§ MATERIAL SUPPLIED:
◆ ◆ ◆
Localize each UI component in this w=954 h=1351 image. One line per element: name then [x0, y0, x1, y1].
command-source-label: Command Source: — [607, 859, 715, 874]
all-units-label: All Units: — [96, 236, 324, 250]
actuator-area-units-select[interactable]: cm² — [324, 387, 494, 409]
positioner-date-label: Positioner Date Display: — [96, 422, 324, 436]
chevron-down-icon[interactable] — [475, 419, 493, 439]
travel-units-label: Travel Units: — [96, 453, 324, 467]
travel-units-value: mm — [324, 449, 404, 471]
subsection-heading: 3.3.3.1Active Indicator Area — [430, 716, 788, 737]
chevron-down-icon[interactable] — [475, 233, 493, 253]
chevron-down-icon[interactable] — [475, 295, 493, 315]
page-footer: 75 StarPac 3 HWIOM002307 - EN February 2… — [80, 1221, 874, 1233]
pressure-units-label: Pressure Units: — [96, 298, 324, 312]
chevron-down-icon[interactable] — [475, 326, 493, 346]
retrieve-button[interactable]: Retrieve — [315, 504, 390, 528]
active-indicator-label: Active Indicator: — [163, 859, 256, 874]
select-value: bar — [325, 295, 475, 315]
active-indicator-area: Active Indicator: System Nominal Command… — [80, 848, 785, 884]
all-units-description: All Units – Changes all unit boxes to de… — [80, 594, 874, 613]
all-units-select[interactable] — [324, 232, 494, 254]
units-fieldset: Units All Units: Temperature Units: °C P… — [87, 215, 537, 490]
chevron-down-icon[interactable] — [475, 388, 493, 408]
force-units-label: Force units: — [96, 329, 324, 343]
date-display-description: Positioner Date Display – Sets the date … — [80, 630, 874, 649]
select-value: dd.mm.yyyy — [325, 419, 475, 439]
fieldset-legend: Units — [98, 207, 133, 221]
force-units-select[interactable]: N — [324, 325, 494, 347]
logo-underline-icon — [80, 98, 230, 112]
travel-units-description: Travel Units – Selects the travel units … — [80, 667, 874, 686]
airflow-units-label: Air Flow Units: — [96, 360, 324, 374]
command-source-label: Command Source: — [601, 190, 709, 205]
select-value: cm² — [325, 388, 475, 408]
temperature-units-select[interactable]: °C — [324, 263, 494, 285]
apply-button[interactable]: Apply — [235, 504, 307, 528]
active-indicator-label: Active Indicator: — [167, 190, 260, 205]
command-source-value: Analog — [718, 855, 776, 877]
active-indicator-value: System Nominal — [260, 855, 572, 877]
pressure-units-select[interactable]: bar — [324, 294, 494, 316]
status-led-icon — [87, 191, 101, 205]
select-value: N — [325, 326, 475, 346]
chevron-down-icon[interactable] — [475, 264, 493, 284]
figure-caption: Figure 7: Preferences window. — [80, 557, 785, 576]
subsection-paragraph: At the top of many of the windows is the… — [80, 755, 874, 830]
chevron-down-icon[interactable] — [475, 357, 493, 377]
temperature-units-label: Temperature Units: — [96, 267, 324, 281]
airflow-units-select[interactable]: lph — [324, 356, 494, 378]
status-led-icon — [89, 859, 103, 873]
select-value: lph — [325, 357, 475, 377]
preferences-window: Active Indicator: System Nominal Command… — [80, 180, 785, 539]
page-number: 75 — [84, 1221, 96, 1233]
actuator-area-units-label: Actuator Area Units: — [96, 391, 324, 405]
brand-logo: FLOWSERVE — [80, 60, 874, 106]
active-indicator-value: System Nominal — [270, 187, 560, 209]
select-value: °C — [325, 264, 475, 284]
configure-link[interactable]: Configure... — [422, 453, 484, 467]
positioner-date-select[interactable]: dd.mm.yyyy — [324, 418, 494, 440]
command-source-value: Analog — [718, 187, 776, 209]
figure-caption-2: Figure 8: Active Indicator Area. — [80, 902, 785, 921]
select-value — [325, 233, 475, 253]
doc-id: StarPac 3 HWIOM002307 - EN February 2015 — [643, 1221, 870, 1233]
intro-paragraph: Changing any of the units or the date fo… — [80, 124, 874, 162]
◆ ◆ ◆
§ WRITTEN PROBLEM:
Can you number the rows above as a list and leave out any blank lines?

§ EXERCISE OUTPUT:
1. Localize each UI component in this w=954 h=1351 image. One line per element: name then [x0, y0, x1, y1].
2. command-source-label: Command Source: — [607, 859, 715, 874]
3. all-units-label: All Units: — [96, 236, 324, 250]
4. actuator-area-units-select[interactable]: cm² — [324, 387, 494, 409]
5. positioner-date-label: Positioner Date Display: — [96, 422, 324, 436]
6. chevron-down-icon[interactable] — [475, 419, 493, 439]
7. travel-units-label: Travel Units: — [96, 453, 324, 467]
8. travel-units-value: mm — [324, 449, 404, 471]
9. subsection-heading: 3.3.3.1Active Indicator Area — [430, 716, 788, 737]
10. chevron-down-icon[interactable] — [475, 233, 493, 253]
11. chevron-down-icon[interactable] — [475, 295, 493, 315]
12. page-footer: 75 StarPac 3 HWIOM002307 - EN February 2… — [80, 1221, 874, 1233]
13. pressure-units-label: Pressure Units: — [96, 298, 324, 312]
14. chevron-down-icon[interactable] — [475, 326, 493, 346]
15. retrieve-button[interactable]: Retrieve — [315, 504, 390, 528]
16. active-indicator-label: Active Indicator: — [163, 859, 256, 874]
17. select-value: bar — [325, 295, 475, 315]
18. active-indicator-area: Active Indicator: System Nominal Command… — [80, 848, 785, 884]
19. all-units-description: All Units – Changes all unit boxes to de… — [80, 594, 874, 613]
20. all-units-select[interactable] — [324, 232, 494, 254]
21. units-fieldset: Units All Units: Temperature Units: °C P… — [87, 215, 537, 490]
22. chevron-down-icon[interactable] — [475, 388, 493, 408]
23. force-units-label: Force units: — [96, 329, 324, 343]
24. date-display-description: Positioner Date Display – Sets the date … — [80, 630, 874, 649]
25. select-value: dd.mm.yyyy — [325, 419, 475, 439]
26. fieldset-legend: Units — [98, 207, 133, 221]
27. force-units-select[interactable]: N — [324, 325, 494, 347]
28. logo-underline-icon — [80, 98, 230, 112]
29. travel-units-description: Travel Units – Selects the travel units … — [80, 667, 874, 686]
30. airflow-units-label: Air Flow Units: — [96, 360, 324, 374]
31. command-source-label: Command Source: — [601, 190, 709, 205]
32. select-value: cm² — [325, 388, 475, 408]
33. temperature-units-select[interactable]: °C — [324, 263, 494, 285]
34. apply-button[interactable]: Apply — [235, 504, 307, 528]
35. active-indicator-label: Active Indicator: — [167, 190, 260, 205]
36. command-source-value: Analog — [718, 855, 776, 877]
37. active-indicator-value: System Nominal — [260, 855, 572, 877]
38. pressure-units-select[interactable]: bar — [324, 294, 494, 316]
39. status-led-icon — [87, 191, 101, 205]
40. select-value: N — [325, 326, 475, 346]
41. chevron-down-icon[interactable] — [475, 264, 493, 284]
42. figure-caption: Figure 7: Preferences window. — [80, 557, 785, 576]
43. subsection-paragraph: At the top of many of the windows is the… — [80, 755, 874, 830]
44. chevron-down-icon[interactable] — [475, 357, 493, 377]
45. temperature-units-label: Temperature Units: — [96, 267, 324, 281]
46. airflow-units-select[interactable]: lph — [324, 356, 494, 378]
47. status-led-icon — [89, 859, 103, 873]
48. select-value: lph — [325, 357, 475, 377]
49. preferences-window: Active Indicator: System Nominal Command… — [80, 180, 785, 539]
50. page-number: 75 — [84, 1221, 96, 1233]
51. actuator-area-units-label: Actuator Area Units: — [96, 391, 324, 405]
52. brand-logo: FLOWSERVE — [80, 60, 874, 106]
53. active-indicator-value: System Nominal — [270, 187, 560, 209]
54. select-value: °C — [325, 264, 475, 284]
55. configure-link[interactable]: Configure... — [422, 453, 484, 467]
56. positioner-date-select[interactable]: dd.mm.yyyy — [324, 418, 494, 440]
57. command-source-value: Analog — [718, 187, 776, 209]
58. figure-caption-2: Figure 8: Active Indicator Area. — [80, 902, 785, 921]
59. select-value — [325, 233, 475, 253]
60. doc-id: StarPac 3 HWIOM002307 - EN February 2015 — [643, 1221, 870, 1233]
61. intro-paragraph: Changing any of the units or the date fo… — [80, 124, 874, 162]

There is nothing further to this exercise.